--- START Given records ---

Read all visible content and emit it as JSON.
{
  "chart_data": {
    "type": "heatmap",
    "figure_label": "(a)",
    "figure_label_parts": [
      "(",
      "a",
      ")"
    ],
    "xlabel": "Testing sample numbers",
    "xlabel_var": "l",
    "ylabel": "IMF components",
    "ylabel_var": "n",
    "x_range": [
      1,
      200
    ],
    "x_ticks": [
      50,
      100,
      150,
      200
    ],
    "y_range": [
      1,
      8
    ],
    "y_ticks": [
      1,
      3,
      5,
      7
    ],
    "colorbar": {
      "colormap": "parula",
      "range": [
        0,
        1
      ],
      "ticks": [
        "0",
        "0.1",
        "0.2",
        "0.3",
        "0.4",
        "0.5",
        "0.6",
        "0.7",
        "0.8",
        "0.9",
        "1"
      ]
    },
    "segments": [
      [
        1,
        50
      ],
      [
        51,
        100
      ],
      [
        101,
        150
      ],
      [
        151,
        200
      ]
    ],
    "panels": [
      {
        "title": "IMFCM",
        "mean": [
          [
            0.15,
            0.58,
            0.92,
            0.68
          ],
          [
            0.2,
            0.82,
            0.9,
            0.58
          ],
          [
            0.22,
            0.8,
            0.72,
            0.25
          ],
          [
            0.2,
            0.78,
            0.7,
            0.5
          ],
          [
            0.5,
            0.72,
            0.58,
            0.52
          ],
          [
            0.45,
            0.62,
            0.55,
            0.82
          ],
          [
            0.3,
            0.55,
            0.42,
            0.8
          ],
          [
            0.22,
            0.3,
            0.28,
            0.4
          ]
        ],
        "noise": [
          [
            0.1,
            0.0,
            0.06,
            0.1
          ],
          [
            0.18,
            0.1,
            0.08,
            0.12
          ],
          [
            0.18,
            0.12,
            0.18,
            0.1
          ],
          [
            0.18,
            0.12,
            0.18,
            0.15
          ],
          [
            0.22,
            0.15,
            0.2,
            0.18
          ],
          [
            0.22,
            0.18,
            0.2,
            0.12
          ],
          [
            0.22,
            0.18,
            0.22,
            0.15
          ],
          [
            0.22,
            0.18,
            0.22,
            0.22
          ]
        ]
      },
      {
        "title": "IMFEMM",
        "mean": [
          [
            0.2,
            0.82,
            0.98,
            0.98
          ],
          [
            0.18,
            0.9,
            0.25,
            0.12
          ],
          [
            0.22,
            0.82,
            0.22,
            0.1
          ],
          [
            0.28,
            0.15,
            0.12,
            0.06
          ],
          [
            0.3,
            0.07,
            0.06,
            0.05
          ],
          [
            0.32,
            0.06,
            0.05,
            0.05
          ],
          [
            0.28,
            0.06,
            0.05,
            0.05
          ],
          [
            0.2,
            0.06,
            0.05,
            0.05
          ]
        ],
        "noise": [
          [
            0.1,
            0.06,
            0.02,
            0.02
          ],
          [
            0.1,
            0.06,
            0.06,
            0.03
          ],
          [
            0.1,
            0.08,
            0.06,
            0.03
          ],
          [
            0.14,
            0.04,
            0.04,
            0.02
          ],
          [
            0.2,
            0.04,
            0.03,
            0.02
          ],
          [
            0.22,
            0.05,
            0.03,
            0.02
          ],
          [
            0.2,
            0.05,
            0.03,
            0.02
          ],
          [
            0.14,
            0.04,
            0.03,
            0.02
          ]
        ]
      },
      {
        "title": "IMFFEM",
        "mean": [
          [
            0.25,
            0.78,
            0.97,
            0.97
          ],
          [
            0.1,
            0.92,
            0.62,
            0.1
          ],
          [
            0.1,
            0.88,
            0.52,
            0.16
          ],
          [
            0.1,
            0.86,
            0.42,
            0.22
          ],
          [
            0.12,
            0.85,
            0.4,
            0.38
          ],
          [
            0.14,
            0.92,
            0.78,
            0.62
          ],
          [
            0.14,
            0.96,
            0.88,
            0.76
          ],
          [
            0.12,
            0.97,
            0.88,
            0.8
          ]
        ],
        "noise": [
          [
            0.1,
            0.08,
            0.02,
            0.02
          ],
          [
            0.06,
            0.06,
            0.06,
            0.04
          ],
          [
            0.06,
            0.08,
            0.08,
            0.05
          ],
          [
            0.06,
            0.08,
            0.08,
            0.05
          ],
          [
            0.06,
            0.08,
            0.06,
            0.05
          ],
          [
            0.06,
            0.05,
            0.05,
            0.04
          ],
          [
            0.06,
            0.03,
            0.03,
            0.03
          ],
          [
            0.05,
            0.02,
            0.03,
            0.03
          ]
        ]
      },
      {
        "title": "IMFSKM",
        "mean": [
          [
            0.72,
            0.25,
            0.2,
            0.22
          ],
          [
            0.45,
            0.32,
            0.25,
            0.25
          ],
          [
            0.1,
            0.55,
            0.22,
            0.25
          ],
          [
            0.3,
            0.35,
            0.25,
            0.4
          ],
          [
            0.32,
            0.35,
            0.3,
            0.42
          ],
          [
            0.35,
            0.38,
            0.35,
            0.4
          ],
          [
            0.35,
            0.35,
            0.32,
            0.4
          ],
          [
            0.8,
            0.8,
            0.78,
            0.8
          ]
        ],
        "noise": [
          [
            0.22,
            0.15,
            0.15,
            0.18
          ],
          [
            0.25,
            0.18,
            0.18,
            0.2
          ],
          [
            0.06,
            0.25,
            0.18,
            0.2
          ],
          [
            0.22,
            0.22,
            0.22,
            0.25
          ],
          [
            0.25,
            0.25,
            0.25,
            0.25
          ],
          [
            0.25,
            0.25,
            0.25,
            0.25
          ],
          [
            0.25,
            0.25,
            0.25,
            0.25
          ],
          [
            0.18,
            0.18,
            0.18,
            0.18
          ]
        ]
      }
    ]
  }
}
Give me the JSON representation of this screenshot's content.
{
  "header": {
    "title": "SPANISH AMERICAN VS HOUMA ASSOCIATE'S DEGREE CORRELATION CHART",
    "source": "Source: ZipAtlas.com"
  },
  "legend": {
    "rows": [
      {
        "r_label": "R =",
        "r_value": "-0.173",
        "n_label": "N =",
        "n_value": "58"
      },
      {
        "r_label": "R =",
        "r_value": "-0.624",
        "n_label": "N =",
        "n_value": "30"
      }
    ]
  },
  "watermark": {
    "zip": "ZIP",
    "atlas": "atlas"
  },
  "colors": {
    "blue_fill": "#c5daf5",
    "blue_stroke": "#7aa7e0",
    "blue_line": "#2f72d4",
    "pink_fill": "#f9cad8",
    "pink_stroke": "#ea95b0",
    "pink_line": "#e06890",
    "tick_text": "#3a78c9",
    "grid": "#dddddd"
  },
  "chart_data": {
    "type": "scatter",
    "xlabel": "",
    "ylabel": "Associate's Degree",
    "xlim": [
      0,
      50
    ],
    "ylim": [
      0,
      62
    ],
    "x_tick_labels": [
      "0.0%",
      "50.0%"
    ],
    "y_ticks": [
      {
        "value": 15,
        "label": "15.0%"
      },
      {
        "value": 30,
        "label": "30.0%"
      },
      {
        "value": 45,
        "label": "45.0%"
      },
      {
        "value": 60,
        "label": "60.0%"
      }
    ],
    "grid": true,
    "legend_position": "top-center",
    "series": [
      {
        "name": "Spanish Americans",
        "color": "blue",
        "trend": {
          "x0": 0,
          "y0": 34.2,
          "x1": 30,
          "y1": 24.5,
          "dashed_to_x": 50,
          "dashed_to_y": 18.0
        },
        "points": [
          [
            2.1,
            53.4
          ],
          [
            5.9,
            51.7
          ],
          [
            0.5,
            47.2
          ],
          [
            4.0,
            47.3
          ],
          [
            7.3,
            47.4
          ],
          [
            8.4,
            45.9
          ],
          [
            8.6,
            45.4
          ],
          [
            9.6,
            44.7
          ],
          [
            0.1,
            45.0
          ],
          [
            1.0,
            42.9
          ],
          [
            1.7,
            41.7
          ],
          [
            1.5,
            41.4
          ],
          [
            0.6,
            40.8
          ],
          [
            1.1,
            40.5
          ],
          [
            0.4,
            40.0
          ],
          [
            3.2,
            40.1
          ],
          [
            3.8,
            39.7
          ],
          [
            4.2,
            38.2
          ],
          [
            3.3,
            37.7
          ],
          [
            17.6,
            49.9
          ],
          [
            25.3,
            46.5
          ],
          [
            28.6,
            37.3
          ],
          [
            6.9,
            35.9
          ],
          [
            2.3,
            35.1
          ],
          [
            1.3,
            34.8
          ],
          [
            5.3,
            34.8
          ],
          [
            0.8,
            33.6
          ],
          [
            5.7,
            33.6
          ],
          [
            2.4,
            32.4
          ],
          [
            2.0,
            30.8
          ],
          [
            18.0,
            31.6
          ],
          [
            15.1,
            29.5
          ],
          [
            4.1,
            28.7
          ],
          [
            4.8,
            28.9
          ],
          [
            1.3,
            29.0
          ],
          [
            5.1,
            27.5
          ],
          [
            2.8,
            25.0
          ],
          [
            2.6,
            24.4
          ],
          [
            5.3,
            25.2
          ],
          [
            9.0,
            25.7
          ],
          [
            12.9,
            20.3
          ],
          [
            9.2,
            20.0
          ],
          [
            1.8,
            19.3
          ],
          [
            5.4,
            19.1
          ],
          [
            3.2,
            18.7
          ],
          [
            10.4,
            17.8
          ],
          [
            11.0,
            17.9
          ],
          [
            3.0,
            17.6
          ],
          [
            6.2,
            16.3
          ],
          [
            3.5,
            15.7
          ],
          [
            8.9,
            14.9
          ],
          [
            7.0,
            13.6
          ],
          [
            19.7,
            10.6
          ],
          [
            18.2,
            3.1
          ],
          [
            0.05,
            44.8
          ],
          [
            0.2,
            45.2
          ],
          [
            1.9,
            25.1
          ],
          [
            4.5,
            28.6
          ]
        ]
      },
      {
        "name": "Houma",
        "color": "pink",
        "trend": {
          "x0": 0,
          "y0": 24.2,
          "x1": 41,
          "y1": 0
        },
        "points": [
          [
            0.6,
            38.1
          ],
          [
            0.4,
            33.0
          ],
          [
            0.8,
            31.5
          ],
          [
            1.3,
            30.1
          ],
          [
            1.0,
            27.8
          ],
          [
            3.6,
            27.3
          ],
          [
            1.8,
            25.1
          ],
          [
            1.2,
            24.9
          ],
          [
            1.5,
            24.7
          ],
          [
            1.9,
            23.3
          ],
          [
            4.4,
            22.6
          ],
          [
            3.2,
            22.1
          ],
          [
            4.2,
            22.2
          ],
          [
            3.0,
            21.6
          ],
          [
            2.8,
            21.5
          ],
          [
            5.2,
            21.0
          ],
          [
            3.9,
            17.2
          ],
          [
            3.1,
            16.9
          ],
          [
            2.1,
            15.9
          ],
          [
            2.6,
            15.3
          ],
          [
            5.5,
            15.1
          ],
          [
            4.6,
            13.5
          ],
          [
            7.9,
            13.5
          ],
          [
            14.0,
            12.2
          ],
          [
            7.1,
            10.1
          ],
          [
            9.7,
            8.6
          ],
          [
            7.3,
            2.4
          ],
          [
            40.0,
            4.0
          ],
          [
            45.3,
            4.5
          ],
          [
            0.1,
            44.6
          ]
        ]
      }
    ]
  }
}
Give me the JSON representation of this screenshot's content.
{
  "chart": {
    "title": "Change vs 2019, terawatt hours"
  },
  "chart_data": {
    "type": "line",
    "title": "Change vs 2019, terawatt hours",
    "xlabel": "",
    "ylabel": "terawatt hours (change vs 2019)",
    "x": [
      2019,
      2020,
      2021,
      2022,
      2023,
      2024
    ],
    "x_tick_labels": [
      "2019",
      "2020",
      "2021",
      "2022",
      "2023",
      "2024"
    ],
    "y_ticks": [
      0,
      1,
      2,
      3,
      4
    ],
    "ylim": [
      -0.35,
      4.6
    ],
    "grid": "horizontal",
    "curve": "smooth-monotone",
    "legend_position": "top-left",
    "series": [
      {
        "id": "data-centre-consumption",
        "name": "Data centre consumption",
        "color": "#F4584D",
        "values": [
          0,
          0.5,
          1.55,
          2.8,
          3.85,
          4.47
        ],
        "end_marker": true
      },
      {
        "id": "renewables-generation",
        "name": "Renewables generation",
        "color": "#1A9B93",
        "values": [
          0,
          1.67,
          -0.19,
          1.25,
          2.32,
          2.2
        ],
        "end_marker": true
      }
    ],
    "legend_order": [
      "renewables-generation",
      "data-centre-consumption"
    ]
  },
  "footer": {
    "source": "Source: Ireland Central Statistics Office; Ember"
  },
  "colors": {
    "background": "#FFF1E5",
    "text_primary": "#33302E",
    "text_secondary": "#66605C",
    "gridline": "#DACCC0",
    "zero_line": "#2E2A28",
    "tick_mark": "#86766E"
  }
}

--- END Given records ---

## Short task
Go through the listing above and pull out each line containing the word "name".

## Exercise solution
        "name": "Spanish Americans",
        "name": "Houma",
        "name": "Data centre consumption",
        "name": "Renewables generation",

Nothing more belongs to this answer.